◆ **Exercise description**
Provide a single number: the count of lines containing the string "source".

----- Supplied material -----

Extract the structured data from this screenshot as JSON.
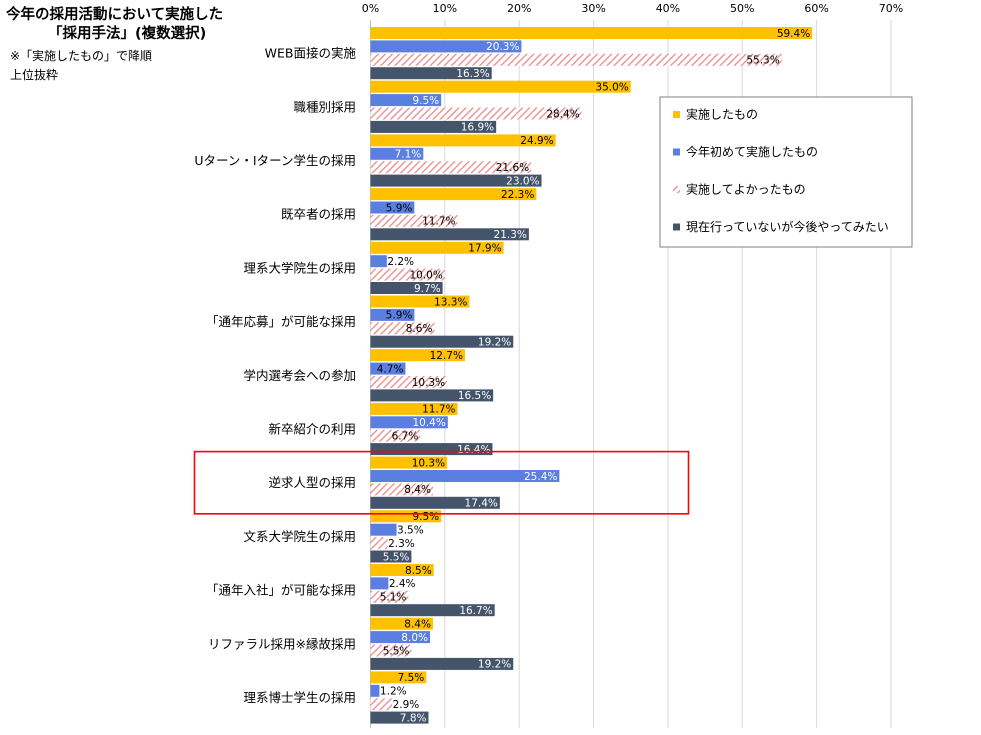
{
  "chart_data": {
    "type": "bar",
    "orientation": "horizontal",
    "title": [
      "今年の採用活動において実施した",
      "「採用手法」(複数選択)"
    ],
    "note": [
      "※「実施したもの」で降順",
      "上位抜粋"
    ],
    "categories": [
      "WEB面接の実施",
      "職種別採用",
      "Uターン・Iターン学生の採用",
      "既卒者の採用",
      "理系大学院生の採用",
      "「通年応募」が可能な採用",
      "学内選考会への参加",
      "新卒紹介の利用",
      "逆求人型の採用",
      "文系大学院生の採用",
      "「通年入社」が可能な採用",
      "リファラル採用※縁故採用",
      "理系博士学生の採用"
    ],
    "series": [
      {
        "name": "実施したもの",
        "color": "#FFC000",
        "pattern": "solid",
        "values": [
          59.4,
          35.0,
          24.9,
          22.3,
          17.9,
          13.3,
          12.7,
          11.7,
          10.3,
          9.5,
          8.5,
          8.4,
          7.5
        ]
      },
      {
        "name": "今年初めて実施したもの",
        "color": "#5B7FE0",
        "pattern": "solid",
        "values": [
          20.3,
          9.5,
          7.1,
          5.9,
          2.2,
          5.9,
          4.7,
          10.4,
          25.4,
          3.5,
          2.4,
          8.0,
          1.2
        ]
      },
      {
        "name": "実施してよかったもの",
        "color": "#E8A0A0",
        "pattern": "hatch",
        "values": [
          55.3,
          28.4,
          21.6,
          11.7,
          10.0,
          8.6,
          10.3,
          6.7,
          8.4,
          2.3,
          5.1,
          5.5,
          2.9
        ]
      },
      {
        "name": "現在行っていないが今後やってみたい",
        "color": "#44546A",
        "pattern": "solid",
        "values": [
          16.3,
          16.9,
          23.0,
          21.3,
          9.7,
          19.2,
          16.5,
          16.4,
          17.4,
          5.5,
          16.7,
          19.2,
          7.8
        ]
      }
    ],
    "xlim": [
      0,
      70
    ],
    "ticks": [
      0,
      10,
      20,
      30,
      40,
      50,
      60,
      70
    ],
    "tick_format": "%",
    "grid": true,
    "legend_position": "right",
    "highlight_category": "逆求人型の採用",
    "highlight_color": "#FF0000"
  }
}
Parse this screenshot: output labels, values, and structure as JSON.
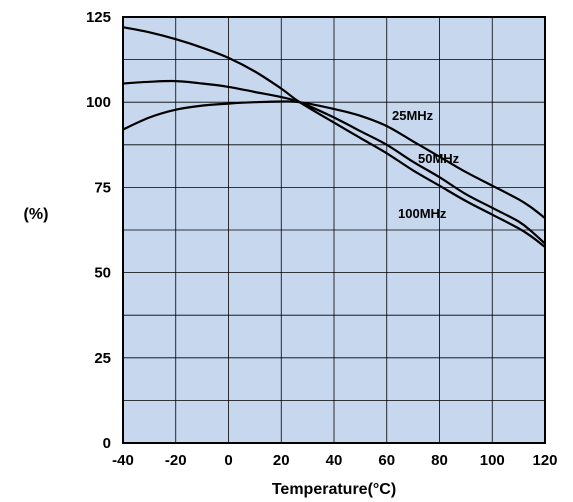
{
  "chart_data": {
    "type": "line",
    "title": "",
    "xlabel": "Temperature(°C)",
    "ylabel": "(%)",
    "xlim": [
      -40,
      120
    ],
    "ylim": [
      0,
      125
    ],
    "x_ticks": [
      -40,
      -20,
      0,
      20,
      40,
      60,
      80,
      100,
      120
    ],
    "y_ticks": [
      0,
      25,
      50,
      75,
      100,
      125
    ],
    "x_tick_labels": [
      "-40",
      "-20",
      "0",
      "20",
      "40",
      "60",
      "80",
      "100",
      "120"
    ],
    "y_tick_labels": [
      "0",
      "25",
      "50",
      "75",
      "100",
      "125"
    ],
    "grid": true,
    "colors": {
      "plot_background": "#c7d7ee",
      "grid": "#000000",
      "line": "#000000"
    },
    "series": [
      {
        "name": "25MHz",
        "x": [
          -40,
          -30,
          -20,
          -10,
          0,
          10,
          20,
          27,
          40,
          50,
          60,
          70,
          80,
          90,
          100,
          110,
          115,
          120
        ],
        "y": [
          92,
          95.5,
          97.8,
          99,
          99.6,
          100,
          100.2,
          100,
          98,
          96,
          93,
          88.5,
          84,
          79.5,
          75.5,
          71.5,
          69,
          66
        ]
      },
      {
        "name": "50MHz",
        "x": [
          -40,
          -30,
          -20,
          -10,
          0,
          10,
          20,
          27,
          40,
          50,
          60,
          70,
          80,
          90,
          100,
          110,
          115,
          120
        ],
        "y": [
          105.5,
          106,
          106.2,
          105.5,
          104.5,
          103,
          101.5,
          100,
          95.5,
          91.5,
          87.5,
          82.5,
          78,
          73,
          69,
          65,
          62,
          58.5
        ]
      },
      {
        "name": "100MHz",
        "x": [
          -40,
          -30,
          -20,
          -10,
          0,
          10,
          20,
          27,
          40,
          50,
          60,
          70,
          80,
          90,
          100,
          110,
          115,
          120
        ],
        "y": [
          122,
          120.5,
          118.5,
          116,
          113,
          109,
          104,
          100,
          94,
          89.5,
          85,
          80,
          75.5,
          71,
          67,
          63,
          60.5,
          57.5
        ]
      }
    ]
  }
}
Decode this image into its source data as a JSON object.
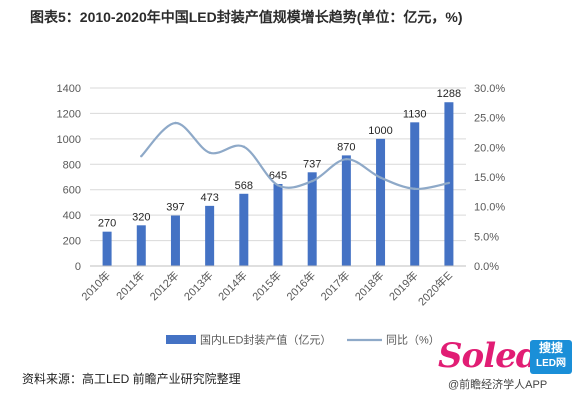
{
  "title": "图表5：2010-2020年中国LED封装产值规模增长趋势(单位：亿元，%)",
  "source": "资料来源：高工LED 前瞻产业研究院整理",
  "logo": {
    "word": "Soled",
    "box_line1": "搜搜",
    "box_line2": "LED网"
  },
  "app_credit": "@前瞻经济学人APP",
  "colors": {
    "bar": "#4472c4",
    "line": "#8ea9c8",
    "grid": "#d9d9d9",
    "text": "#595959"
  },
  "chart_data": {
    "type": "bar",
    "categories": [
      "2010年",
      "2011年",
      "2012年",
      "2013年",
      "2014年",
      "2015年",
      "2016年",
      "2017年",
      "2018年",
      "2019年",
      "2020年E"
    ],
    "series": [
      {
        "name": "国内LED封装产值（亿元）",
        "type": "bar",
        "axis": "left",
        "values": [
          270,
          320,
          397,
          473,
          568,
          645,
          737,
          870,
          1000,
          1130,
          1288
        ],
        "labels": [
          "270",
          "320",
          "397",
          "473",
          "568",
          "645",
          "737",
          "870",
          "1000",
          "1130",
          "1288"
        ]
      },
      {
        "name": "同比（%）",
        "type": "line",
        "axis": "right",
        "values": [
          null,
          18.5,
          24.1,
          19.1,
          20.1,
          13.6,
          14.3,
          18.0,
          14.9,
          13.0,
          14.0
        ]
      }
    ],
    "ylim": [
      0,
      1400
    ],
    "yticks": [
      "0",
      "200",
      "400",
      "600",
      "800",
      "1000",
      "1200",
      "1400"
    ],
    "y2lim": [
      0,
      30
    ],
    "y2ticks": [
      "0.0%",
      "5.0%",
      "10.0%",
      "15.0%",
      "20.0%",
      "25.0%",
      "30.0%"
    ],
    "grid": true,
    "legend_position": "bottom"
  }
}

-----

◆ **Final result**
2